** Start of Data excerpts **

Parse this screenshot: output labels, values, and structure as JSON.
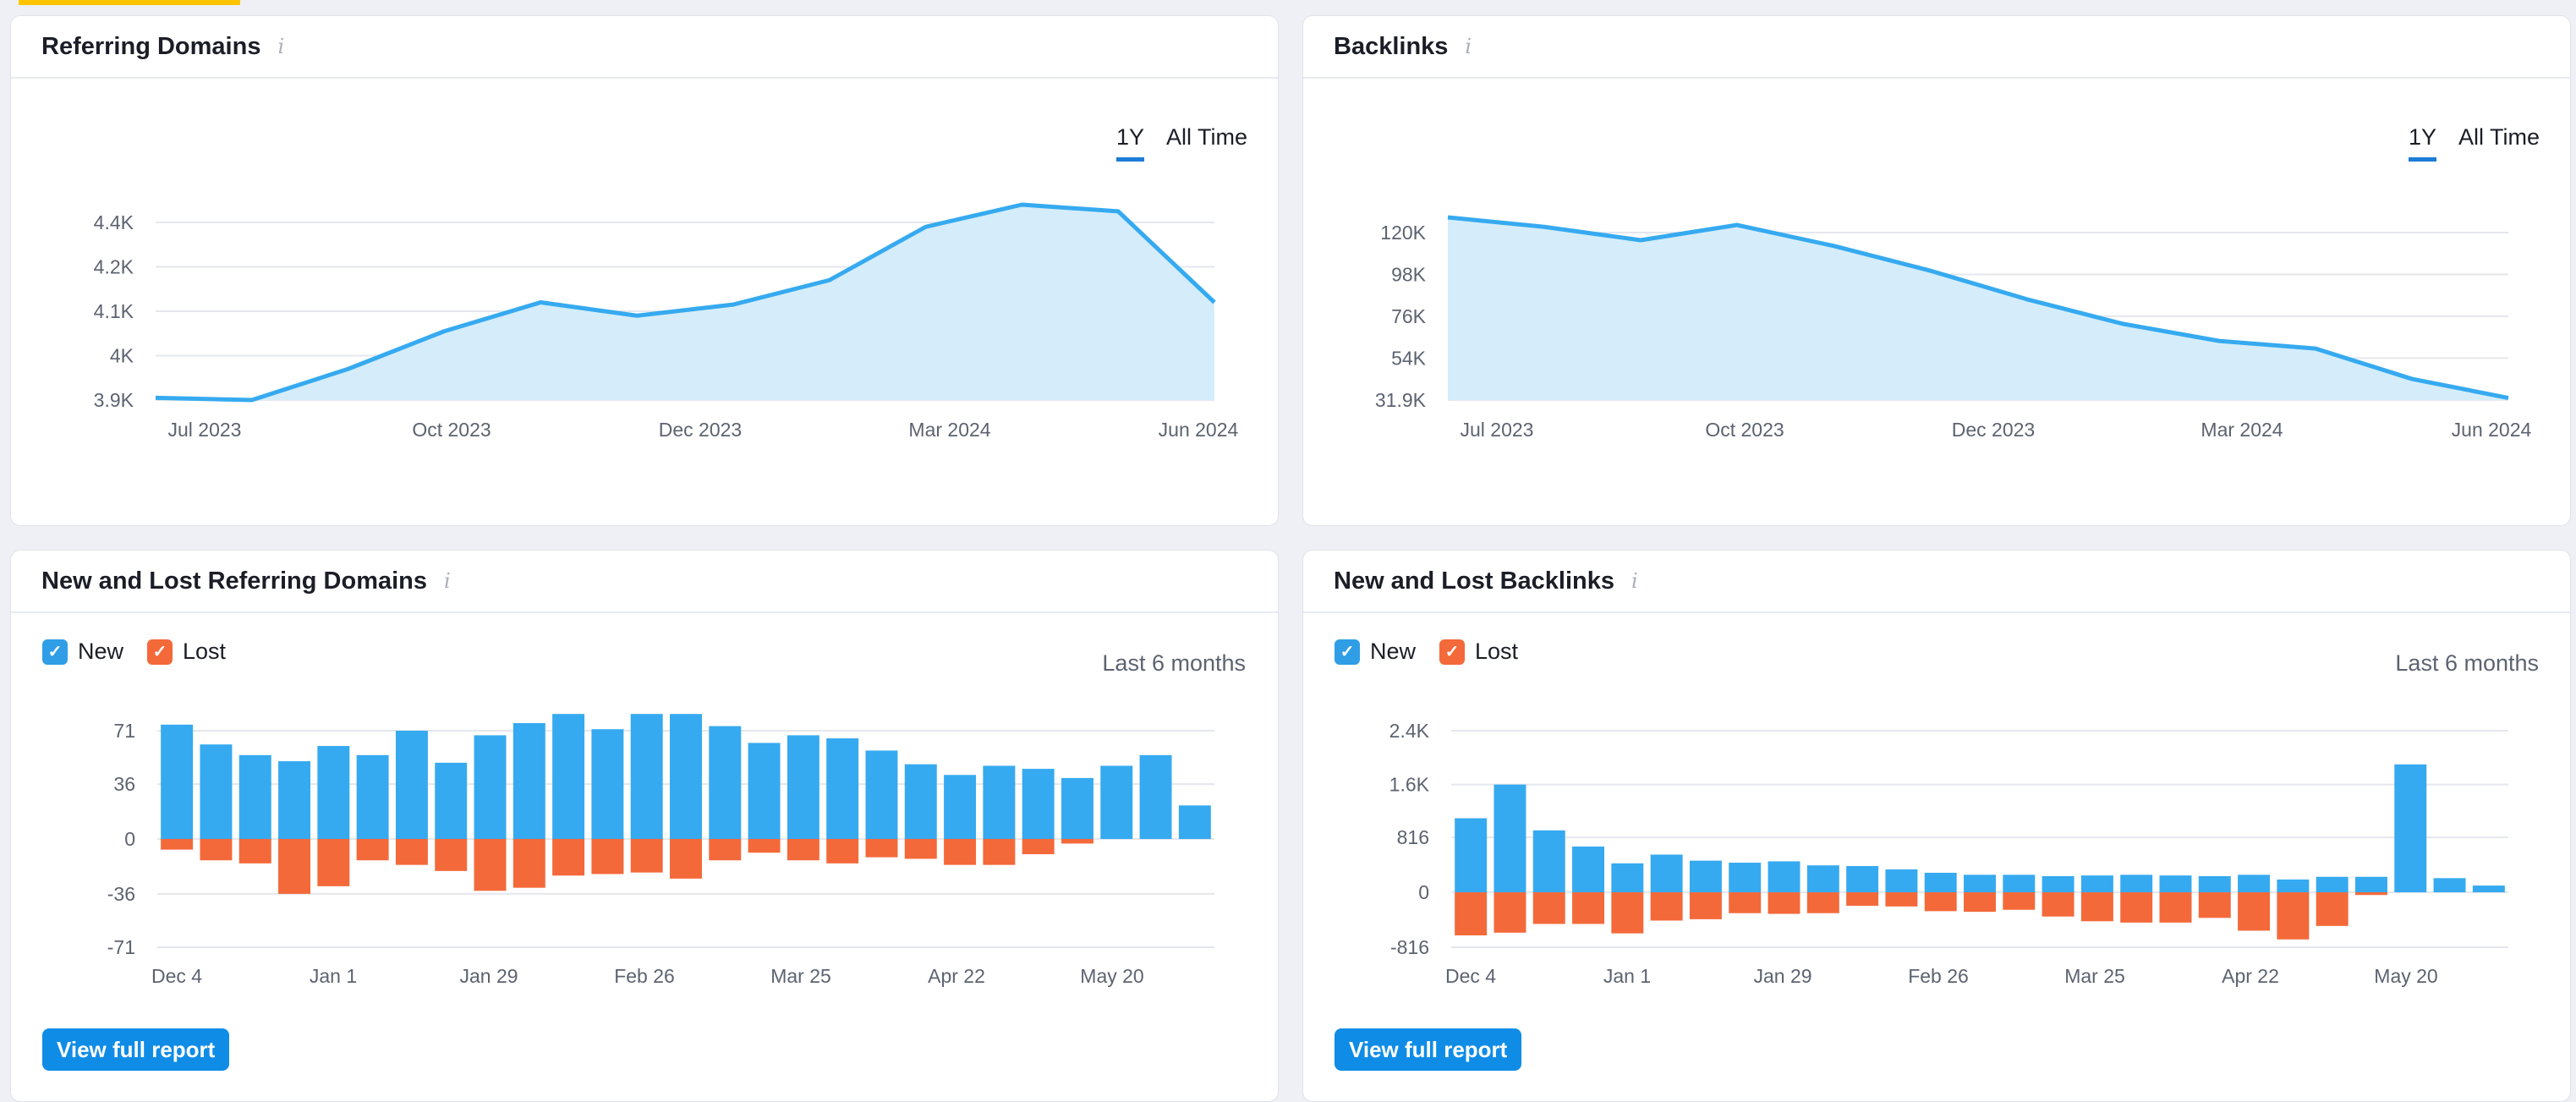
{
  "colors": {
    "accent_line": "#36aaf0",
    "area_fill": "#d5edfa",
    "new_bar": "#36aaf0",
    "lost_bar": "#f4693a",
    "button": "#0f8ce6"
  },
  "panels": {
    "ref_domains": {
      "title": "Referring Domains",
      "range_active": "1Y",
      "range_other": "All Time"
    },
    "backlinks": {
      "title": "Backlinks",
      "range_active": "1Y",
      "range_other": "All Time"
    },
    "new_lost_ref": {
      "title": "New and Lost Referring Domains",
      "legend_new": "New",
      "legend_lost": "Lost",
      "period": "Last 6 months",
      "button": "View full report"
    },
    "new_lost_back": {
      "title": "New and Lost Backlinks",
      "legend_new": "New",
      "legend_lost": "Lost",
      "period": "Last 6 months",
      "button": "View full report"
    }
  },
  "chart_data": [
    {
      "id": "ref_domains",
      "type": "area",
      "title": "Referring Domains",
      "x_ticks": [
        "Jul 2023",
        "Oct 2023",
        "Dec 2023",
        "Mar 2024",
        "Jun 2024"
      ],
      "y_ticks": [
        "3.9K",
        "4K",
        "4.1K",
        "4.2K",
        "4.4K"
      ],
      "y_tick_values": [
        3900,
        4000,
        4100,
        4200,
        4300
      ],
      "ylim": [
        3900,
        4300
      ],
      "values": [
        3905,
        3900,
        3970,
        4055,
        4120,
        4090,
        4115,
        4170,
        4290,
        4340,
        4325,
        4120
      ]
    },
    {
      "id": "backlinks",
      "type": "area",
      "title": "Backlinks",
      "x_ticks": [
        "Jul 2023",
        "Oct 2023",
        "Dec 2023",
        "Mar 2024",
        "Jun 2024"
      ],
      "y_ticks": [
        "31.9K",
        "54K",
        "76K",
        "98K",
        "120K"
      ],
      "y_tick_values": [
        31900,
        54000,
        76000,
        98000,
        120000
      ],
      "ylim": [
        31900,
        120000
      ],
      "values": [
        128000,
        123000,
        116000,
        124000,
        113000,
        100000,
        85000,
        72000,
        63000,
        59000,
        43000,
        33000
      ]
    },
    {
      "id": "new_lost_ref",
      "type": "bar",
      "title": "New and Lost Referring Domains",
      "x_ticks": [
        "Dec 4",
        "Jan 1",
        "Jan 29",
        "Feb 26",
        "Mar 25",
        "Apr 22",
        "May 20"
      ],
      "y_ticks": [
        "71",
        "36",
        "0",
        "-36",
        "-71"
      ],
      "y_tick_values": [
        71,
        36,
        0,
        -36,
        -71
      ],
      "ylim": [
        -71,
        71
      ],
      "new": [
        75,
        62,
        55,
        51,
        61,
        55,
        71,
        50,
        68,
        76,
        82,
        72,
        82,
        82,
        74,
        63,
        68,
        66,
        58,
        49,
        42,
        48,
        46,
        40,
        48,
        55,
        22
      ],
      "lost": [
        -7,
        -14,
        -16,
        -36,
        -31,
        -14,
        -17,
        -21,
        -34,
        -32,
        -24,
        -23,
        -22,
        -26,
        -14,
        -9,
        -14,
        -16,
        -12,
        -13,
        -17,
        -17,
        -10,
        -3,
        0,
        0,
        0
      ]
    },
    {
      "id": "new_lost_back",
      "type": "bar",
      "title": "New and Lost Backlinks",
      "x_ticks": [
        "Dec 4",
        "Jan 1",
        "Jan 29",
        "Feb 26",
        "Mar 25",
        "Apr 22",
        "May 20"
      ],
      "y_ticks": [
        "2.4K",
        "1.6K",
        "816",
        "0",
        "-816"
      ],
      "y_tick_values": [
        2400,
        1600,
        816,
        0,
        -816
      ],
      "ylim": [
        -816,
        2400
      ],
      "new": [
        1100,
        1600,
        920,
        680,
        430,
        560,
        470,
        440,
        460,
        400,
        390,
        340,
        290,
        260,
        260,
        240,
        250,
        260,
        250,
        240,
        260,
        190,
        230,
        230,
        1900,
        210,
        100
      ],
      "lost": [
        -640,
        -600,
        -470,
        -470,
        -610,
        -420,
        -400,
        -310,
        -320,
        -310,
        -200,
        -210,
        -280,
        -290,
        -260,
        -360,
        -430,
        -450,
        -450,
        -380,
        -570,
        -700,
        -500,
        -40,
        0,
        0,
        0
      ]
    }
  ]
}
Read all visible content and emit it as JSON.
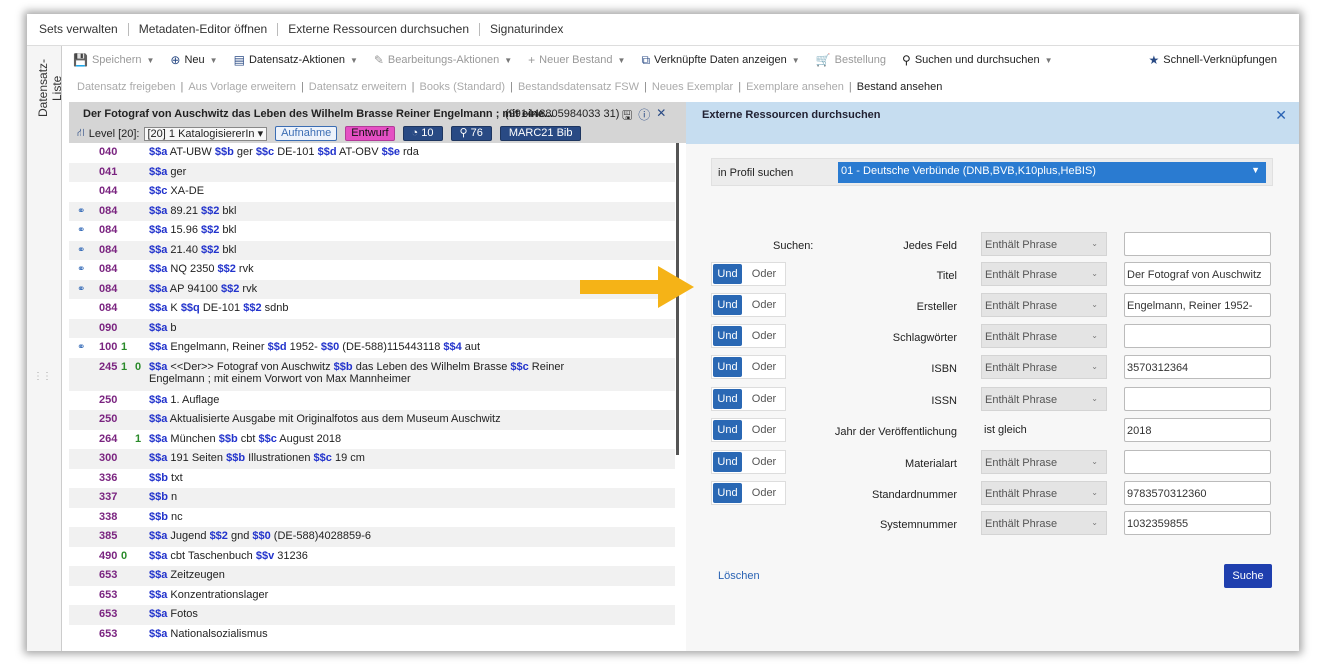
{
  "topnav": [
    "Sets verwalten",
    "Metadaten-Editor öffnen",
    "Externe Ressourcen durchsuchen",
    "Signaturindex"
  ],
  "sidebar": {
    "label": "Datensatz-Liste"
  },
  "toolbar": {
    "save": "Speichern",
    "new": "Neu",
    "record_actions": "Datensatz-Aktionen",
    "edit_actions": "Bearbeitungs-Aktionen",
    "new_holding": "Neuer Bestand",
    "linked_data": "Verknüpfte Daten anzeigen",
    "order": "Bestellung",
    "search": "Suchen und durchsuchen",
    "shortcuts": "Schnell-Verknüpfungen"
  },
  "subbar": [
    "Datensatz freigeben",
    "Aus Vorlage erweitern",
    "Datensatz erweitern",
    "Books (Standard)",
    "Bestandsdatensatz FSW",
    "Neues Exemplar",
    "Exemplare ansehen",
    "Bestand ansehen"
  ],
  "record": {
    "title": "Der Fotograf von Auschwitz das Leben des Wilhelm Brasse Reiner Engelmann ; mit eine...",
    "id": "(991448805984033 31)",
    "level_label": "Level [20]:",
    "level_value": "[20] 1 KatalogisiererIn",
    "badge_aufnahme": "Aufnahme",
    "badge_entwurf": "Entwurf",
    "badge_count1": "10",
    "badge_count2": "76",
    "badge_format": "MARC21 Bib"
  },
  "fields": [
    {
      "tag": "040",
      "i1": "",
      "i2": "",
      "bin": false,
      "parts": [
        [
          "$$a",
          " AT-UBW "
        ],
        [
          "$$b",
          " ger "
        ],
        [
          "$$c",
          " DE-101 "
        ],
        [
          "$$d",
          " AT-OBV "
        ],
        [
          "$$e",
          " rda"
        ]
      ]
    },
    {
      "tag": "041",
      "i1": "",
      "i2": "",
      "bin": false,
      "parts": [
        [
          "$$a",
          " ger"
        ]
      ]
    },
    {
      "tag": "044",
      "i1": "",
      "i2": "",
      "bin": false,
      "parts": [
        [
          "$$c",
          " XA-DE"
        ]
      ]
    },
    {
      "tag": "084",
      "i1": "",
      "i2": "",
      "bin": true,
      "parts": [
        [
          "$$a",
          " 89.21 "
        ],
        [
          "$$2",
          " bkl"
        ]
      ]
    },
    {
      "tag": "084",
      "i1": "",
      "i2": "",
      "bin": true,
      "parts": [
        [
          "$$a",
          " 15.96 "
        ],
        [
          "$$2",
          " bkl"
        ]
      ]
    },
    {
      "tag": "084",
      "i1": "",
      "i2": "",
      "bin": true,
      "parts": [
        [
          "$$a",
          " 21.40 "
        ],
        [
          "$$2",
          " bkl"
        ]
      ]
    },
    {
      "tag": "084",
      "i1": "",
      "i2": "",
      "bin": true,
      "parts": [
        [
          "$$a",
          " NQ 2350 "
        ],
        [
          "$$2",
          " rvk"
        ]
      ]
    },
    {
      "tag": "084",
      "i1": "",
      "i2": "",
      "bin": true,
      "parts": [
        [
          "$$a",
          " AP 94100 "
        ],
        [
          "$$2",
          " rvk"
        ]
      ]
    },
    {
      "tag": "084",
      "i1": "",
      "i2": "",
      "bin": false,
      "parts": [
        [
          "$$a",
          " K "
        ],
        [
          "$$q",
          " DE-101 "
        ],
        [
          "$$2",
          " sdnb"
        ]
      ]
    },
    {
      "tag": "090",
      "i1": "",
      "i2": "",
      "bin": false,
      "parts": [
        [
          "$$a",
          " b"
        ]
      ]
    },
    {
      "tag": "100",
      "i1": "1",
      "i2": "",
      "bin": true,
      "parts": [
        [
          "$$a",
          " Engelmann, Reiner "
        ],
        [
          "$$d",
          " 1952- "
        ],
        [
          "$$0",
          " (DE-588)115443118 "
        ],
        [
          "$$4",
          " aut"
        ]
      ]
    },
    {
      "tag": "245",
      "i1": "1",
      "i2": "0",
      "bin": false,
      "tall": true,
      "parts": [
        [
          "$$a",
          " <<Der>> Fotograf von Auschwitz "
        ],
        [
          "$$b",
          " das Leben des Wilhelm Brasse "
        ],
        [
          "$$c",
          " Reiner Engelmann ; mit einem Vorwort von Max Mannheimer"
        ]
      ]
    },
    {
      "tag": "250",
      "i1": "",
      "i2": "",
      "bin": false,
      "parts": [
        [
          "$$a",
          " 1. Auflage"
        ]
      ]
    },
    {
      "tag": "250",
      "i1": "",
      "i2": "",
      "bin": false,
      "parts": [
        [
          "$$a",
          " Aktualisierte Ausgabe mit Originalfotos aus dem Museum Auschwitz"
        ]
      ]
    },
    {
      "tag": "264",
      "i1": "",
      "i2": "1",
      "bin": false,
      "parts": [
        [
          "$$a",
          " München "
        ],
        [
          "$$b",
          " cbt "
        ],
        [
          "$$c",
          " August 2018"
        ]
      ]
    },
    {
      "tag": "300",
      "i1": "",
      "i2": "",
      "bin": false,
      "parts": [
        [
          "$$a",
          " 191 Seiten "
        ],
        [
          "$$b",
          " Illustrationen "
        ],
        [
          "$$c",
          " 19 cm"
        ]
      ]
    },
    {
      "tag": "336",
      "i1": "",
      "i2": "",
      "bin": false,
      "parts": [
        [
          "$$b",
          " txt"
        ]
      ]
    },
    {
      "tag": "337",
      "i1": "",
      "i2": "",
      "bin": false,
      "parts": [
        [
          "$$b",
          " n"
        ]
      ]
    },
    {
      "tag": "338",
      "i1": "",
      "i2": "",
      "bin": false,
      "parts": [
        [
          "$$b",
          " nc"
        ]
      ]
    },
    {
      "tag": "385",
      "i1": "",
      "i2": "",
      "bin": false,
      "parts": [
        [
          "$$a",
          " Jugend "
        ],
        [
          "$$2",
          " gnd "
        ],
        [
          "$$0",
          " (DE-588)4028859-6"
        ]
      ]
    },
    {
      "tag": "490",
      "i1": "0",
      "i2": "",
      "bin": false,
      "parts": [
        [
          "$$a",
          " cbt Taschenbuch "
        ],
        [
          "$$v",
          " 31236"
        ]
      ]
    },
    {
      "tag": "653",
      "i1": "",
      "i2": "",
      "bin": false,
      "parts": [
        [
          "$$a",
          " Zeitzeugen"
        ]
      ]
    },
    {
      "tag": "653",
      "i1": "",
      "i2": "",
      "bin": false,
      "parts": [
        [
          "$$a",
          " Konzentrationslager"
        ]
      ]
    },
    {
      "tag": "653",
      "i1": "",
      "i2": "",
      "bin": false,
      "parts": [
        [
          "$$a",
          " Fotos"
        ]
      ]
    },
    {
      "tag": "653",
      "i1": "",
      "i2": "",
      "bin": false,
      "parts": [
        [
          "$$a",
          " Nationalsozialismus"
        ]
      ]
    }
  ],
  "external": {
    "title": "Externe Ressourcen durchsuchen",
    "profile_label": "in Profil suchen",
    "profile_value": "01 - Deutsche Verbünde (DNB,BVB,K10plus,HeBIS)",
    "suchen_label": "Suchen:",
    "und": "Und",
    "oder": "Oder",
    "rows": [
      {
        "label": "Jedes Feld",
        "op": "Enthält Phrase",
        "value": "",
        "andor": false
      },
      {
        "label": "Titel",
        "op": "Enthält Phrase",
        "value": "Der Fotograf von Auschwitz",
        "andor": true
      },
      {
        "label": "Ersteller",
        "op": "Enthält Phrase",
        "value": "Engelmann, Reiner 1952-",
        "andor": true
      },
      {
        "label": "Schlagwörter",
        "op": "Enthält Phrase",
        "value": "",
        "andor": true
      },
      {
        "label": "ISBN",
        "op": "Enthält Phrase",
        "value": "3570312364",
        "andor": true
      },
      {
        "label": "ISSN",
        "op": "Enthält Phrase",
        "value": "",
        "andor": true
      },
      {
        "label": "Jahr der Veröffentlichung",
        "op": "ist gleich",
        "value": "2018",
        "andor": true,
        "plain": true
      },
      {
        "label": "Materialart",
        "op": "Enthält Phrase",
        "value": "",
        "andor": true
      },
      {
        "label": "Standardnummer",
        "op": "Enthält Phrase",
        "value": "9783570312360",
        "andor": true
      },
      {
        "label": "Systemnummer",
        "op": "Enthält Phrase",
        "value": "1032359855",
        "andor": false
      }
    ],
    "clear": "Löschen",
    "search": "Suche"
  },
  "colors": {
    "accent": "#2a68b4",
    "arrow": "#f5b317",
    "search_button": "#1f3fae"
  }
}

** End of Data excerpts **

▶ [Written problem]: Within the data above, count the lines that contain the string "durchsuchen"; the reply is the number alone.

▶ [Answer to the problem]: 3